--- Source data ---

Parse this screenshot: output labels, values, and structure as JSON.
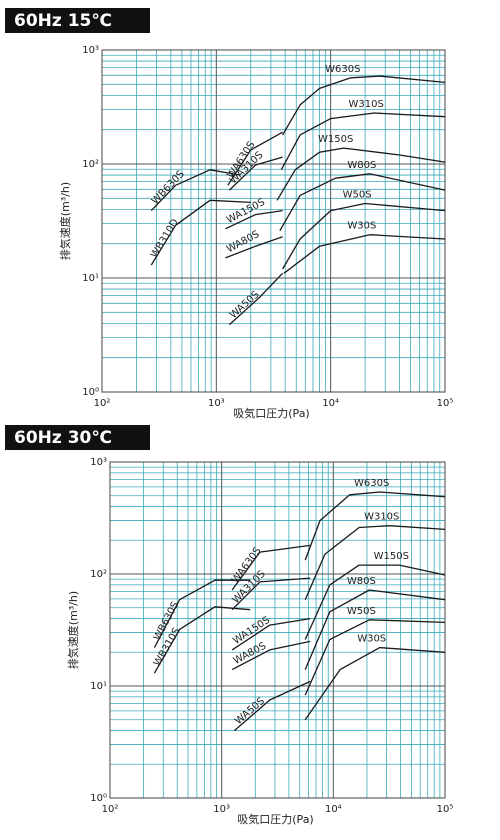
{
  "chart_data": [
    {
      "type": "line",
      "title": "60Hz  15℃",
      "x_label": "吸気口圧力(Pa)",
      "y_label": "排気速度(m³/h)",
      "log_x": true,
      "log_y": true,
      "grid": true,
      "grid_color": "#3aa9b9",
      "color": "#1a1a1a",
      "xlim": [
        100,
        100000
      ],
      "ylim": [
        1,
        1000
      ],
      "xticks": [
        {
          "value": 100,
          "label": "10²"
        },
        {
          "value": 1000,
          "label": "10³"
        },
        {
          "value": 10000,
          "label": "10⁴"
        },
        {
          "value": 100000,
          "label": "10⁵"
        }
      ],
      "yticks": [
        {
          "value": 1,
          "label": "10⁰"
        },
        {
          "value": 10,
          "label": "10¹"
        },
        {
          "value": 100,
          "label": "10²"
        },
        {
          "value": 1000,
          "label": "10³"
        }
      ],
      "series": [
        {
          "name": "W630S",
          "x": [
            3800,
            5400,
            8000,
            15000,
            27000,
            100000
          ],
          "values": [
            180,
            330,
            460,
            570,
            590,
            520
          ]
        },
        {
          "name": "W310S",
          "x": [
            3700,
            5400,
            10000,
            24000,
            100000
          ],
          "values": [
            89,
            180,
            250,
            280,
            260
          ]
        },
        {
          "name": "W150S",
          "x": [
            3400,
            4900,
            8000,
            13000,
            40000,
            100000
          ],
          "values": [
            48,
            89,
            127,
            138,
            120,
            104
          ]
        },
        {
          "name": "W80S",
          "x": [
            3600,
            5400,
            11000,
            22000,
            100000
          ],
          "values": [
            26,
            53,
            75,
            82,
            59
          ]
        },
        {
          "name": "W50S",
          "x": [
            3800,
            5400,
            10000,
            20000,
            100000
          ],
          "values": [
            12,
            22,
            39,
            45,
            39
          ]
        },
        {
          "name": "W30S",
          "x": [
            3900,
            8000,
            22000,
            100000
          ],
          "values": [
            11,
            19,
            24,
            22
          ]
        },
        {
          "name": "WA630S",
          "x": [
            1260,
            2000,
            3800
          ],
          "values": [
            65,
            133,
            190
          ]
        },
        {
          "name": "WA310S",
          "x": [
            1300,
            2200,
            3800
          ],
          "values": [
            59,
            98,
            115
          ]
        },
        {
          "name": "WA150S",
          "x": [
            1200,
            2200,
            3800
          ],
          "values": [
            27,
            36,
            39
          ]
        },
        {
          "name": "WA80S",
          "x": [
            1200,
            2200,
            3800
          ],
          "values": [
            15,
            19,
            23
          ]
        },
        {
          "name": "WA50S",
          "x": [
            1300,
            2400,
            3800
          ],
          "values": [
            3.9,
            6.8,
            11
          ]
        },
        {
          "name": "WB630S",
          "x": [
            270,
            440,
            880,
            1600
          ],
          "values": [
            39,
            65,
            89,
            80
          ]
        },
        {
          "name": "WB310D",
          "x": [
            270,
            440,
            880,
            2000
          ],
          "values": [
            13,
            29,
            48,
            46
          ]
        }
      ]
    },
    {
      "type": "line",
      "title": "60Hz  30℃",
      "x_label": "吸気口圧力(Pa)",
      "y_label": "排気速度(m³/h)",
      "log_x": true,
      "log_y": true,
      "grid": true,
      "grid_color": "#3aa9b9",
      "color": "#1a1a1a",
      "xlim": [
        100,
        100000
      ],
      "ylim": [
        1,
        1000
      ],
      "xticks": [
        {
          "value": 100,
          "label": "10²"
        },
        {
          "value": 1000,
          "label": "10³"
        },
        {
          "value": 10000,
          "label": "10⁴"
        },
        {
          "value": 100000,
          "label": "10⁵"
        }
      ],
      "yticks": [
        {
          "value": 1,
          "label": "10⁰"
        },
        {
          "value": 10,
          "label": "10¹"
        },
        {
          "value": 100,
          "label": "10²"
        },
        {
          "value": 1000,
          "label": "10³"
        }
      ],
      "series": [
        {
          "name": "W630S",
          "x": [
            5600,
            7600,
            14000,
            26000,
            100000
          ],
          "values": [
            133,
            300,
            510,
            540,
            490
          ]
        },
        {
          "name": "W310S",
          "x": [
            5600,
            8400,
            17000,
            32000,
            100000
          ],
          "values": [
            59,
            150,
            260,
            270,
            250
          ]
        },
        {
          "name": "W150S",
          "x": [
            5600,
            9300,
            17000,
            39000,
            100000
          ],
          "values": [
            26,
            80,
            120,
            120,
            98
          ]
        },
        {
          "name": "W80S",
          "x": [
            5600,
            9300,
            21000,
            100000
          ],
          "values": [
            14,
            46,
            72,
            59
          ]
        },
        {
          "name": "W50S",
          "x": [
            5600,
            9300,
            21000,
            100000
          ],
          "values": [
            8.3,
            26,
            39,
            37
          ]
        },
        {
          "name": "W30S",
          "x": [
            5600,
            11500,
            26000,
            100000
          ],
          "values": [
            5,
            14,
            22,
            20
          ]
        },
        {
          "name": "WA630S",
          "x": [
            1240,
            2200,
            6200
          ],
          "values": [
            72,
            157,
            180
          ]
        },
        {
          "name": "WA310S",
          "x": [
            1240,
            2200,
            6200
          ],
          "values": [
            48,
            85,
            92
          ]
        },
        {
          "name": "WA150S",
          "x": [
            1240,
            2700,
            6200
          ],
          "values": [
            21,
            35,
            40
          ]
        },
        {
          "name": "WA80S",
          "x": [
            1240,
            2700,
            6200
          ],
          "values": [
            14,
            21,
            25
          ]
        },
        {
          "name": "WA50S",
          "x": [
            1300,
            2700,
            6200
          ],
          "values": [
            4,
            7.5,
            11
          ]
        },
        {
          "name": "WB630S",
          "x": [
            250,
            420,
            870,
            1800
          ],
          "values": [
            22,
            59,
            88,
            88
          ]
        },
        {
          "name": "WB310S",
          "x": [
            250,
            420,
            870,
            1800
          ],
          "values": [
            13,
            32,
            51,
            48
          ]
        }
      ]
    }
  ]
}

---
--- Source data ---

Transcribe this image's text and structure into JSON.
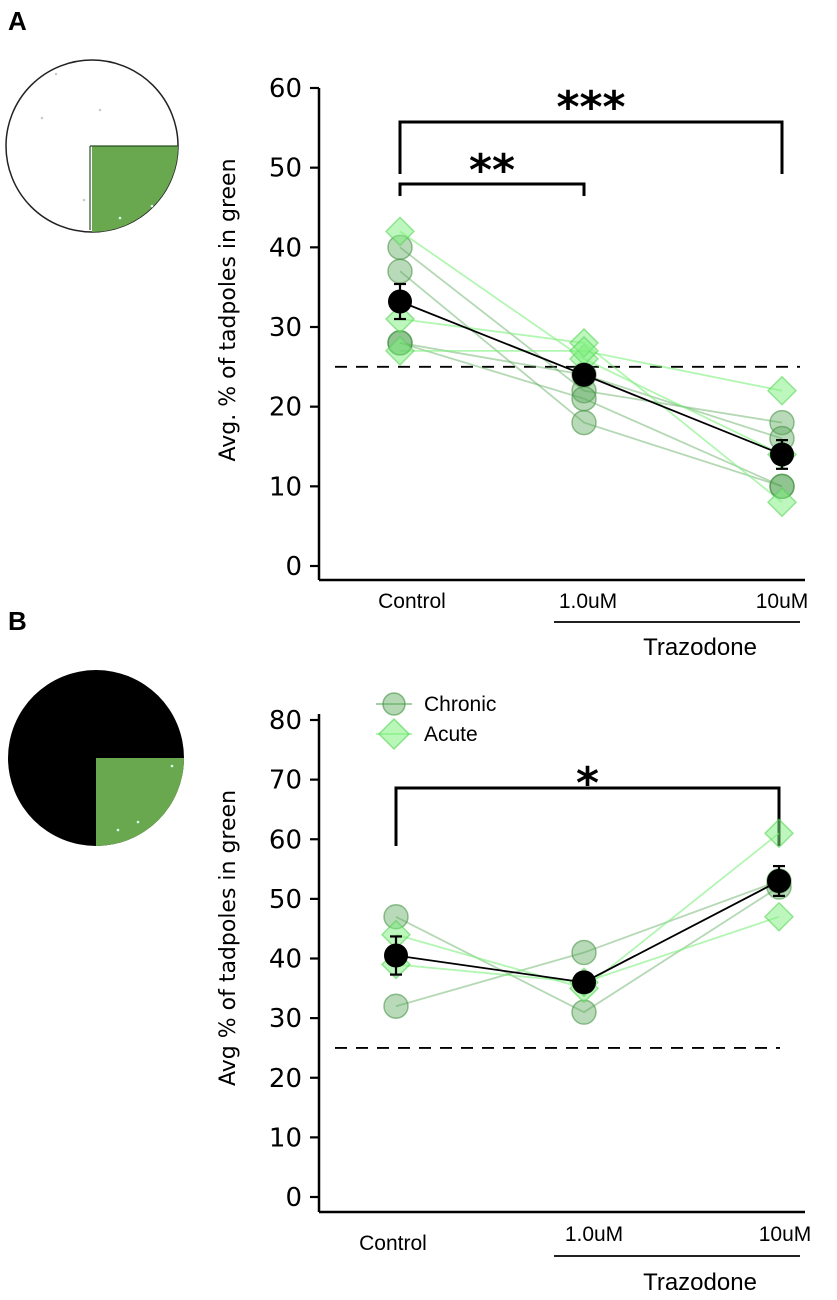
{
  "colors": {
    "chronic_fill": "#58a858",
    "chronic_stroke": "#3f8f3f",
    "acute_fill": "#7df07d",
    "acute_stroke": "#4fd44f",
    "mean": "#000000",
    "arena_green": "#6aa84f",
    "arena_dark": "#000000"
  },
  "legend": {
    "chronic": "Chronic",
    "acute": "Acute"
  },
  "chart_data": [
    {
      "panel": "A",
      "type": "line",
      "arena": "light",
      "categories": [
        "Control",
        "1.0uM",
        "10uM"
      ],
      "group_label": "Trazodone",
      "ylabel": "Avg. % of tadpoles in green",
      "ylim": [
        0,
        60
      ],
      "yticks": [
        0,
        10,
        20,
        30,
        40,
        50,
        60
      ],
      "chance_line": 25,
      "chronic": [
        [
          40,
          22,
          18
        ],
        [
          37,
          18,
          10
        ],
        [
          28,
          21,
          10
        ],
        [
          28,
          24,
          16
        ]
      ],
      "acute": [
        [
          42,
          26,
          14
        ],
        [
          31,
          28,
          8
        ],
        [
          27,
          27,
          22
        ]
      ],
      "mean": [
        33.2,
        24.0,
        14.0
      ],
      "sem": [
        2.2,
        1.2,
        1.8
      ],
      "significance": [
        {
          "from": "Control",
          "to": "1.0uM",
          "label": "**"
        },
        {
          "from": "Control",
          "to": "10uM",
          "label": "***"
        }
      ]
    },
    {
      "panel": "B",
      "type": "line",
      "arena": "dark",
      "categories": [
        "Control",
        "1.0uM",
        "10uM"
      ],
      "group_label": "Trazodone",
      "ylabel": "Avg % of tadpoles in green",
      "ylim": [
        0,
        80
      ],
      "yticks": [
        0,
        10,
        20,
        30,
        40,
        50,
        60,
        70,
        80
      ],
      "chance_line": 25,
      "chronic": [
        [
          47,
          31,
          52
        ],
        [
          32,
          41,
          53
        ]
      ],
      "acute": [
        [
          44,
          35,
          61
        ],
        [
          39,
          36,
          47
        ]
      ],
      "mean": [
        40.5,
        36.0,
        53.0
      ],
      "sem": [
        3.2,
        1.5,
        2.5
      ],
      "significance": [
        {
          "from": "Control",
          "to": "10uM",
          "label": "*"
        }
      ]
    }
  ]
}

---

__Prompt__:
Take every line from the data above that holds "tadpoles" and copy it out.

__In response__:
      "ylabel": "Avg. % of tadpoles in green",
      "ylabel": "Avg % of tadpoles in green",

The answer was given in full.